##### Available data #####
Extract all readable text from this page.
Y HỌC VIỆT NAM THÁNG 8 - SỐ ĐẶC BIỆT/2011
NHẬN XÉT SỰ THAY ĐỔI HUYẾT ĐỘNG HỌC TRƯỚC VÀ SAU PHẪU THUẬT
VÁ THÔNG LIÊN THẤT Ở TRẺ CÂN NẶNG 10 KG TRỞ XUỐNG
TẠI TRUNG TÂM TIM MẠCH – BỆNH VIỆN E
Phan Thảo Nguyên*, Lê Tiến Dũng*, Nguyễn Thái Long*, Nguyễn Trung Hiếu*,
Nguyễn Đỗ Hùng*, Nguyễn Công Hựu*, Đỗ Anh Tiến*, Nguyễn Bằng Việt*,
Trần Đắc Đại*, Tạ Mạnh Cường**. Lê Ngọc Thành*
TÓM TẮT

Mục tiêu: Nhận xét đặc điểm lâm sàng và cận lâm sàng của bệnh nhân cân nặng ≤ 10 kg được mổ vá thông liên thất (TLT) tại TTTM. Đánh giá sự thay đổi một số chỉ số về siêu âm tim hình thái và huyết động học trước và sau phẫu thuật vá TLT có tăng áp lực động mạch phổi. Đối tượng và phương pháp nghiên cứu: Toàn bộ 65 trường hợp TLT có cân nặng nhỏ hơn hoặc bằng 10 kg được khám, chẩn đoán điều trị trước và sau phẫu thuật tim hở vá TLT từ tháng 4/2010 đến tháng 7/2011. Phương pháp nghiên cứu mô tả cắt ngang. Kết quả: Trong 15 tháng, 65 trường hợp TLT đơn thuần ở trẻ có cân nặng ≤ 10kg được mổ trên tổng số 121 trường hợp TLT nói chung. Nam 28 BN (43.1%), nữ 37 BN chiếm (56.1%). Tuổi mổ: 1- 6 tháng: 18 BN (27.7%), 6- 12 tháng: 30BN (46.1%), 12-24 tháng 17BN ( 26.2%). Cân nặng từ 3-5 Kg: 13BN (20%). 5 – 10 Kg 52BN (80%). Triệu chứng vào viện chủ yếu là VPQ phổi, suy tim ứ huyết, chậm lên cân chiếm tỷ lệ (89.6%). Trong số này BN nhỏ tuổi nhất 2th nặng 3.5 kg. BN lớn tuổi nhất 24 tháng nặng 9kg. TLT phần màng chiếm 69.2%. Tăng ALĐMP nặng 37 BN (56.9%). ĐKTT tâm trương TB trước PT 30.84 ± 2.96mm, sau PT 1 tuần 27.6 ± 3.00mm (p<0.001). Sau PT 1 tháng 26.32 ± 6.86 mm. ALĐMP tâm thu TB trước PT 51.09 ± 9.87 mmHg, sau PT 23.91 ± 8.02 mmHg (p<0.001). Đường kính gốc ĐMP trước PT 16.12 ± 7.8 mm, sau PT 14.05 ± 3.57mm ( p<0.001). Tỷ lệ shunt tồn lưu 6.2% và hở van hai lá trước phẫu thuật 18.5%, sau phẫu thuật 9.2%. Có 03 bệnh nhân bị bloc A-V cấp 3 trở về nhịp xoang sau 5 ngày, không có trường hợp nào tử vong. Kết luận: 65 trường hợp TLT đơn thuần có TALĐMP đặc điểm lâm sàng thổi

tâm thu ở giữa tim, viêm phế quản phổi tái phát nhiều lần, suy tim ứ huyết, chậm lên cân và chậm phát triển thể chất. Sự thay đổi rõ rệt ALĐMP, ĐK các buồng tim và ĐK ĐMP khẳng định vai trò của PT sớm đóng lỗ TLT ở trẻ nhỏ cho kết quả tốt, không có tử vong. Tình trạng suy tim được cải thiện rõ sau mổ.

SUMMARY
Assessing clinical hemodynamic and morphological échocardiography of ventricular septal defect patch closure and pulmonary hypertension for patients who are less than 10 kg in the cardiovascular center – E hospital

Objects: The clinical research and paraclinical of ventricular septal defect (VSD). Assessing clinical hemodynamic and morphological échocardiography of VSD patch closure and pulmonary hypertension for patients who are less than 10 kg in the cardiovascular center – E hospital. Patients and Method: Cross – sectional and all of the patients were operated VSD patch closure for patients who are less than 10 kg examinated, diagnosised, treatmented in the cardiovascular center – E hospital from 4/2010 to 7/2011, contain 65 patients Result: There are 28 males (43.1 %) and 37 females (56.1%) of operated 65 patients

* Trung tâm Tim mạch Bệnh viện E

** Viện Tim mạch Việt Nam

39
#####
Goal of the exercise: Repeat the data in full, matching each line exactly.

Expected answer:
Extract all readable text from this page.
Y HỌC VIỆT NAM THÁNG 8 - SỐ ĐẶC BIỆT/2011
NHẬN XÉT SỰ THAY ĐỔI HUYẾT ĐỘNG HỌC TRƯỚC VÀ SAU PHẪU THUẬT
VÁ THÔNG LIÊN THẤT Ở TRẺ CÂN NẶNG 10 KG TRỞ XUỐNG
TẠI TRUNG TÂM TIM MẠCH – BỆNH VIỆN E
Phan Thảo Nguyên*, Lê Tiến Dũng*, Nguyễn Thái Long*, Nguyễn Trung Hiếu*,
Nguyễn Đỗ Hùng*, Nguyễn Công Hựu*, Đỗ Anh Tiến*, Nguyễn Bằng Việt*,
Trần Đắc Đại*, Tạ Mạnh Cường**. Lê Ngọc Thành*
TÓM TẮT

Mục tiêu: Nhận xét đặc điểm lâm sàng và cận lâm sàng của bệnh nhân cân nặng ≤ 10 kg được mổ vá thông liên thất (TLT) tại TTTM. Đánh giá sự thay đổi một số chỉ số về siêu âm tim hình thái và huyết động học trước và sau phẫu thuật vá TLT có tăng áp lực động mạch phổi. Đối tượng và phương pháp nghiên cứu: Toàn bộ 65 trường hợp TLT có cân nặng nhỏ hơn hoặc bằng 10 kg được khám, chẩn đoán điều trị trước và sau phẫu thuật tim hở vá TLT từ tháng 4/2010 đến tháng 7/2011. Phương pháp nghiên cứu mô tả cắt ngang. Kết quả: Trong 15 tháng, 65 trường hợp TLT đơn thuần ở trẻ có cân nặng ≤ 10kg được mổ trên tổng số 121 trường hợp TLT nói chung. Nam 28 BN (43.1%), nữ 37 BN chiếm (56.1%). Tuổi mổ: 1- 6 tháng: 18 BN (27.7%), 6- 12 tháng: 30BN (46.1%), 12-24 tháng 17BN ( 26.2%). Cân nặng từ 3-5 Kg: 13BN (20%). 5 – 10 Kg 52BN (80%). Triệu chứng vào viện chủ yếu là VPQ phổi, suy tim ứ huyết, chậm lên cân chiếm tỷ lệ (89.6%). Trong số này BN nhỏ tuổi nhất 2th nặng 3.5 kg. BN lớn tuổi nhất 24 tháng nặng 9kg. TLT phần màng chiếm 69.2%. Tăng ALĐMP nặng 37 BN (56.9%). ĐKTT tâm trương TB trước PT 30.84 ± 2.96mm, sau PT 1 tuần 27.6 ± 3.00mm (p<0.001). Sau PT 1 tháng 26.32 ± 6.86 mm. ALĐMP tâm thu TB trước PT 51.09 ± 9.87 mmHg, sau PT 23.91 ± 8.02 mmHg (p<0.001). Đường kính gốc ĐMP trước PT 16.12 ± 7.8 mm, sau PT 14.05 ± 3.57mm ( p<0.001). Tỷ lệ shunt tồn lưu 6.2% và hở van hai lá trước phẫu thuật 18.5%, sau phẫu thuật 9.2%. Có 03 bệnh nhân bị bloc A-V cấp 3 trở về nhịp xoang sau 5 ngày, không có trường hợp nào tử vong. Kết luận: 65 trường hợp TLT đơn thuần có TALĐMP đặc điểm lâm sàng thổi

tâm thu ở giữa tim, viêm phế quản phổi tái phát nhiều lần, suy tim ứ huyết, chậm lên cân và chậm phát triển thể chất. Sự thay đổi rõ rệt ALĐMP, ĐK các buồng tim và ĐK ĐMP khẳng định vai trò của PT sớm đóng lỗ TLT ở trẻ nhỏ cho kết quả tốt, không có tử vong. Tình trạng suy tim được cải thiện rõ sau mổ.

SUMMARY
Assessing clinical hemodynamic and morphological échocardiography of ventricular septal defect patch closure and pulmonary hypertension for patients who are less than 10 kg in the cardiovascular center – E hospital

Objects: The clinical research and paraclinical of ventricular septal defect (VSD). Assessing clinical hemodynamic and morphological échocardiography of VSD patch closure and pulmonary hypertension for patients who are less than 10 kg in the cardiovascular center – E hospital. Patients and Method: Cross – sectional and all of the patients were operated VSD patch closure for patients who are less than 10 kg examinated, diagnosised, treatmented in the cardiovascular center – E hospital from 4/2010 to 7/2011, contain 65 patients Result: There are 28 males (43.1 %) and 37 females (56.1%) of operated 65 patients

* Trung tâm Tim mạch Bệnh viện E

** Viện Tim mạch Việt Nam

39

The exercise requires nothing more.